Short problem
Revise the stretch of records from the line containing "- spectrogram-cell: [189, 308, 191, 310]" through the line containing "- spectrogram-cell: [149, 340, 151, 342]" by replacing "spectrogram-cell" with "grid-cell" and leaving everything else as it is. Give back only those lines.

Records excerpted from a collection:
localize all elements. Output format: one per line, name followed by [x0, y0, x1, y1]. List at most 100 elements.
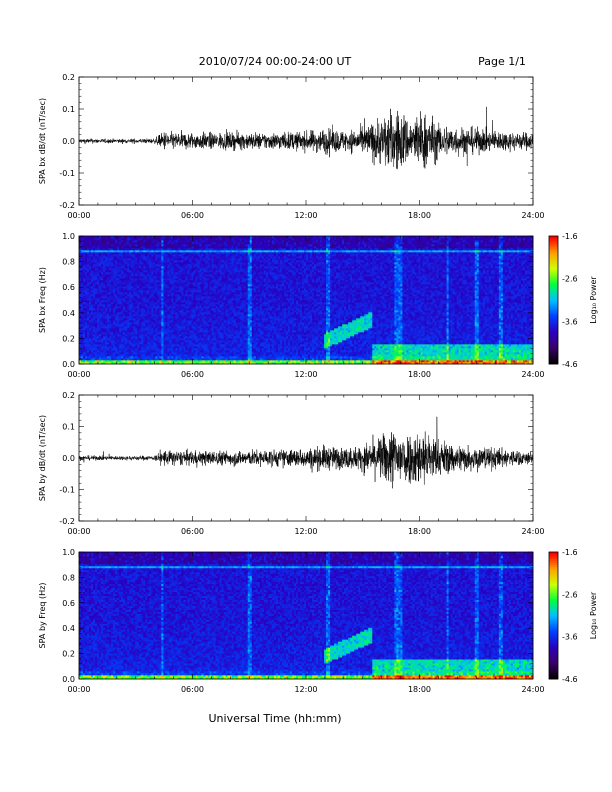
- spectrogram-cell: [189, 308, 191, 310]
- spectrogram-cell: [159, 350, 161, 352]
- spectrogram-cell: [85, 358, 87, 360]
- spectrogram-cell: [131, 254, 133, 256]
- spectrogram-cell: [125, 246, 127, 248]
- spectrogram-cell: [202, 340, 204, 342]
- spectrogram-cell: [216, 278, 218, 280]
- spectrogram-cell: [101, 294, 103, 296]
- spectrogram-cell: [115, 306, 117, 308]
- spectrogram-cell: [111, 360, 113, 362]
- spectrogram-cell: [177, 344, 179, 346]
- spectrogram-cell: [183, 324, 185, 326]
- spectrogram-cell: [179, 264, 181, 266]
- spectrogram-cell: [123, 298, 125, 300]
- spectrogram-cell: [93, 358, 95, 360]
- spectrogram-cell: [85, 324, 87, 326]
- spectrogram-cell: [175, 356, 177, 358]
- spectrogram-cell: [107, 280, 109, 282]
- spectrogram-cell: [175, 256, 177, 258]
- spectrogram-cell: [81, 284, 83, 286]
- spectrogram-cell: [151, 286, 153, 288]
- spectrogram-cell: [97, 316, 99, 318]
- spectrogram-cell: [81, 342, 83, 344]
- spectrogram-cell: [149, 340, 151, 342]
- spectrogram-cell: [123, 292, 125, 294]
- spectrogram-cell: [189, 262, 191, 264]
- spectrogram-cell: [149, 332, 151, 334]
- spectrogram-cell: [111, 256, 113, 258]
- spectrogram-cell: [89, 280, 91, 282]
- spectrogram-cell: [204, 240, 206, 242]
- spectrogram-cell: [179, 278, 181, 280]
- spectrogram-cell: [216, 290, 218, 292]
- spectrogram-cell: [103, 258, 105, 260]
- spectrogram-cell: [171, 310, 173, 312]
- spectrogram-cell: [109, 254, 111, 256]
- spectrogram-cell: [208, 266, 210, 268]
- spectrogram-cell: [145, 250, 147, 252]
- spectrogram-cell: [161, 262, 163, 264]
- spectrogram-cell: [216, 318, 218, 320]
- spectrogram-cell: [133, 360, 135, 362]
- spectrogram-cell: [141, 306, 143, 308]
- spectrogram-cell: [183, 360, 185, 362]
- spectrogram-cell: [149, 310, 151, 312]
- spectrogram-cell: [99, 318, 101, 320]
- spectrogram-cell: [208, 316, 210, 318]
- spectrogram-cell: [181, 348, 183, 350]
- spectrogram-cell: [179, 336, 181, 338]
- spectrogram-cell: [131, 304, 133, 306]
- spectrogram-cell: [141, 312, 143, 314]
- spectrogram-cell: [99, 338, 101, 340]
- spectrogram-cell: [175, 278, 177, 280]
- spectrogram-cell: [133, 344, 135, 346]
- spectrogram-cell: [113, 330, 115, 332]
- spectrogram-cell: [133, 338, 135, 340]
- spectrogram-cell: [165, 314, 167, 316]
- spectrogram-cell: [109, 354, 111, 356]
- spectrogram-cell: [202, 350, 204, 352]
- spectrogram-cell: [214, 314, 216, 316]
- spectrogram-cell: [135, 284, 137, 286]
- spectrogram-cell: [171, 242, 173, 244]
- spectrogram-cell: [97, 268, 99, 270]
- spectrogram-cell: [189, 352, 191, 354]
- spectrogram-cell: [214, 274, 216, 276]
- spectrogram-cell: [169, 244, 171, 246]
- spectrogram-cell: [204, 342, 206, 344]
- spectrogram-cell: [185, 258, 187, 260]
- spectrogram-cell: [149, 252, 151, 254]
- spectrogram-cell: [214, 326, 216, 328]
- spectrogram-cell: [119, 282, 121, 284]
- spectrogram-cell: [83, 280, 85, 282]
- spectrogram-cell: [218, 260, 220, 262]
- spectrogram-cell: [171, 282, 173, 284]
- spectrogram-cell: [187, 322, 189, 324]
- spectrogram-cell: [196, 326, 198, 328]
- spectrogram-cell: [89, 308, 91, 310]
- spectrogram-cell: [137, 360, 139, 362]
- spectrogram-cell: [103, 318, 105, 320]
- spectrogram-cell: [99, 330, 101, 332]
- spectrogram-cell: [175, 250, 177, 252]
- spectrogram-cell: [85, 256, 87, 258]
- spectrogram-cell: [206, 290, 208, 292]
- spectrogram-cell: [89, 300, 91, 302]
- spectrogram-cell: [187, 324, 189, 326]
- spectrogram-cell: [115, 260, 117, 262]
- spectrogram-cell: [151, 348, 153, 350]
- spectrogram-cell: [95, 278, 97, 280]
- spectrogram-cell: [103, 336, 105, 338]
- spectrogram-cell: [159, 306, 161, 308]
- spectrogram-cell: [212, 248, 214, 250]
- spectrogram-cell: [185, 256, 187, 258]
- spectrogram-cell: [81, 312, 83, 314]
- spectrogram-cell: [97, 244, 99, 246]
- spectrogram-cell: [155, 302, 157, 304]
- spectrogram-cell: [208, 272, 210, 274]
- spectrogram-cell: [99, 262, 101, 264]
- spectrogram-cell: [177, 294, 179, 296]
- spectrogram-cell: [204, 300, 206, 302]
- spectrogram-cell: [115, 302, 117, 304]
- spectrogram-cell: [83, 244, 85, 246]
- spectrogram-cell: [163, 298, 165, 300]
* * *
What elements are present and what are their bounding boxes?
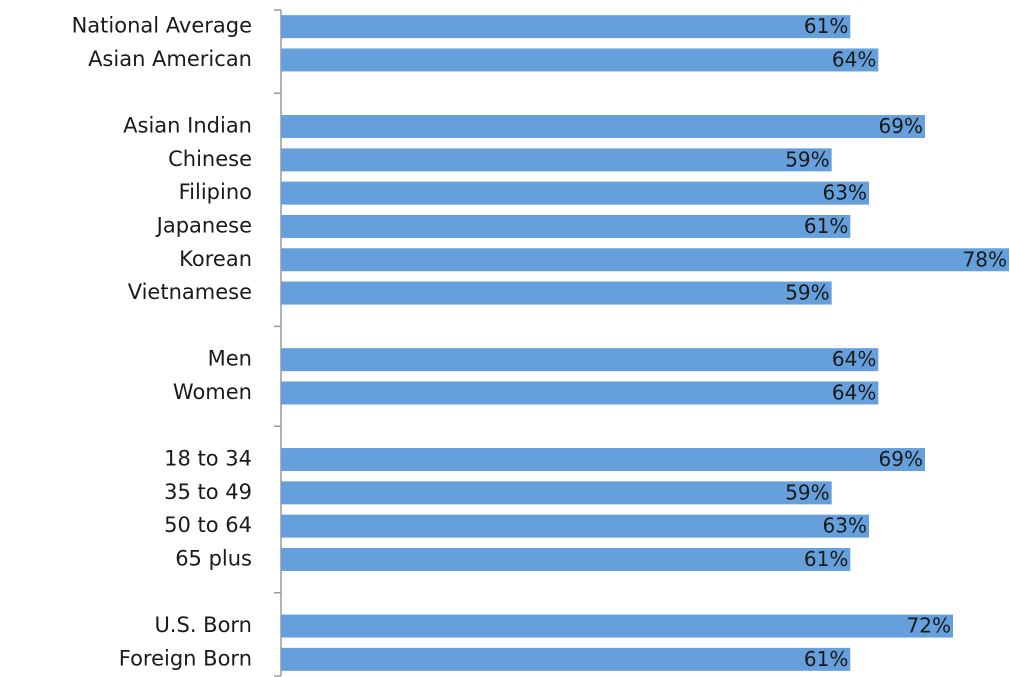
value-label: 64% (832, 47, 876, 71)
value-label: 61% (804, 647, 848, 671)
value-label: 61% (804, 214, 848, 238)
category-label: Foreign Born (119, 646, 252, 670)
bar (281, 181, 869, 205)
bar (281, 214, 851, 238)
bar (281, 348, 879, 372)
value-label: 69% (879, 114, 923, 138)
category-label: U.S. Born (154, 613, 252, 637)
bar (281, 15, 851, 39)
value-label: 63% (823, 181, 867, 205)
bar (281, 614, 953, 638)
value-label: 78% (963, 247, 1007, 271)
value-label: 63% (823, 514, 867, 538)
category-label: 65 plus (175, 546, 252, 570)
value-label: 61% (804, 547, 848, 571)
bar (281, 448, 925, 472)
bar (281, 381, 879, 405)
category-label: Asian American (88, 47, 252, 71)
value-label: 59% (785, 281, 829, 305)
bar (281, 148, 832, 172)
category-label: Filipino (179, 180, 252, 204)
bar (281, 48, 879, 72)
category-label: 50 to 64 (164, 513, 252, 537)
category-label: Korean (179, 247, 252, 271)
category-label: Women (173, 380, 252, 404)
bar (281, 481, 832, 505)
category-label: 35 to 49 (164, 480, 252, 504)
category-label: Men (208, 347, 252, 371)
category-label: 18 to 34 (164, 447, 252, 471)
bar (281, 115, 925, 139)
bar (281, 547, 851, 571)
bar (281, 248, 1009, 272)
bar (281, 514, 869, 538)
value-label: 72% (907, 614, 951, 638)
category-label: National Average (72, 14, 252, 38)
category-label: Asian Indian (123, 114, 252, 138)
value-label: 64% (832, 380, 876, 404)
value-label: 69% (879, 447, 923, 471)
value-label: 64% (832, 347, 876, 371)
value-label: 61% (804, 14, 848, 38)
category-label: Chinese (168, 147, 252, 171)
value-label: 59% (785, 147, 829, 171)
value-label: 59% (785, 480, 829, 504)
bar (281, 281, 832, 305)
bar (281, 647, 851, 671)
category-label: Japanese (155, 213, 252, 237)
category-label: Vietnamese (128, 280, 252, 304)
* * *
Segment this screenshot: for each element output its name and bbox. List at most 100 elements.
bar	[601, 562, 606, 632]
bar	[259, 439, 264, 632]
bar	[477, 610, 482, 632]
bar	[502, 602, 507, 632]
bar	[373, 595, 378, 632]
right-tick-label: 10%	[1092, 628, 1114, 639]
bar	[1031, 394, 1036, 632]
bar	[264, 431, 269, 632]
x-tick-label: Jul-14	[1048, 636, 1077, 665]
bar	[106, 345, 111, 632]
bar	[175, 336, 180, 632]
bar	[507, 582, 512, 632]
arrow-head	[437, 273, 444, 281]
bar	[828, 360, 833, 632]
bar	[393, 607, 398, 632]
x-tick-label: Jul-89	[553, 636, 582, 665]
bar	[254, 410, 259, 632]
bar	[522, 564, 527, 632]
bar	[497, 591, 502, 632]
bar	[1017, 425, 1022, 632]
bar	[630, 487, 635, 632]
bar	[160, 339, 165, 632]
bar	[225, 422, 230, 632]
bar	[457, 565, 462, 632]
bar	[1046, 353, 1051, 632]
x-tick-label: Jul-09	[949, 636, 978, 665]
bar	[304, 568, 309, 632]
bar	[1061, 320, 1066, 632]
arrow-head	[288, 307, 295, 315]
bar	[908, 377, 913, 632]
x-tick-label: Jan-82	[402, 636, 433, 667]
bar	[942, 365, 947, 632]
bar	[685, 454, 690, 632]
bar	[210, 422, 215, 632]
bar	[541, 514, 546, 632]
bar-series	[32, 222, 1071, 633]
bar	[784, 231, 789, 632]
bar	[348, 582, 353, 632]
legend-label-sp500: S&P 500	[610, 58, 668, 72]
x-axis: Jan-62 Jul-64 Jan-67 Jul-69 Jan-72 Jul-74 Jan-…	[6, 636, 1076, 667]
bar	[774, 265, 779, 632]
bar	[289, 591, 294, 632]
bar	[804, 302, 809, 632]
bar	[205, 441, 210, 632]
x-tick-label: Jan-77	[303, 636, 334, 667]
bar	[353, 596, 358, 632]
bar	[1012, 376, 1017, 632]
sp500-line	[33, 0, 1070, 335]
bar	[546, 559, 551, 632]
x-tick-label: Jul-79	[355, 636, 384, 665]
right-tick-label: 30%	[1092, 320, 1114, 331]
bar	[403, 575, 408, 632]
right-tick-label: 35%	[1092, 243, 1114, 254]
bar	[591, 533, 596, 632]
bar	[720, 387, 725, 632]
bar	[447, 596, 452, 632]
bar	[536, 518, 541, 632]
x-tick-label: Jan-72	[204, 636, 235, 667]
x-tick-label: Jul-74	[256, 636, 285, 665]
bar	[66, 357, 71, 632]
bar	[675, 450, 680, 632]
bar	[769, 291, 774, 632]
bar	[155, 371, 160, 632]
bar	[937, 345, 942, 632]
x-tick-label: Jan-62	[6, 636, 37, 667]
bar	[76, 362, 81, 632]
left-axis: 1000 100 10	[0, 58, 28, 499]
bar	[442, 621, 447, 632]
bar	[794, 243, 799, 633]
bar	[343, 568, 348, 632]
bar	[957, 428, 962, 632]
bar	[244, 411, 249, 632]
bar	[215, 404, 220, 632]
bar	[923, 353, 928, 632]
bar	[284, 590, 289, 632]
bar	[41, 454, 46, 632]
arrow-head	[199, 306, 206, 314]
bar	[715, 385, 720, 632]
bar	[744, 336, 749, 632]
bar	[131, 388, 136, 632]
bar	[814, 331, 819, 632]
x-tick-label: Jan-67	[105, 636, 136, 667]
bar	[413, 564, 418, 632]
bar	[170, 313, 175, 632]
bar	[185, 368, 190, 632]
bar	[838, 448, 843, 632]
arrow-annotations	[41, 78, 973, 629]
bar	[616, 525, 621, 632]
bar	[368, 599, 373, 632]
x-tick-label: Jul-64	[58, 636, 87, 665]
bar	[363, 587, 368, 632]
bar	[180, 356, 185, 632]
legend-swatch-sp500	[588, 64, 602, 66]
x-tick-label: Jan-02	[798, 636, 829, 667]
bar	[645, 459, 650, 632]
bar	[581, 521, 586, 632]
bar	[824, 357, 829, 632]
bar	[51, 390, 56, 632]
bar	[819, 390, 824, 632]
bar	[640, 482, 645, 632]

Worked answer
- grid-cell: [189, 308, 191, 310]
- grid-cell: [159, 350, 161, 352]
- grid-cell: [85, 358, 87, 360]
- grid-cell: [131, 254, 133, 256]
- grid-cell: [125, 246, 127, 248]
- grid-cell: [202, 340, 204, 342]
- grid-cell: [216, 278, 218, 280]
- grid-cell: [101, 294, 103, 296]
- grid-cell: [115, 306, 117, 308]
- grid-cell: [111, 360, 113, 362]
- grid-cell: [177, 344, 179, 346]
- grid-cell: [183, 324, 185, 326]
- grid-cell: [179, 264, 181, 266]
- grid-cell: [123, 298, 125, 300]
- grid-cell: [93, 358, 95, 360]
- grid-cell: [85, 324, 87, 326]
- grid-cell: [175, 356, 177, 358]
- grid-cell: [107, 280, 109, 282]
- grid-cell: [175, 256, 177, 258]
- grid-cell: [81, 284, 83, 286]
- grid-cell: [151, 286, 153, 288]
- grid-cell: [97, 316, 99, 318]
- grid-cell: [81, 342, 83, 344]
- grid-cell: [149, 340, 151, 342]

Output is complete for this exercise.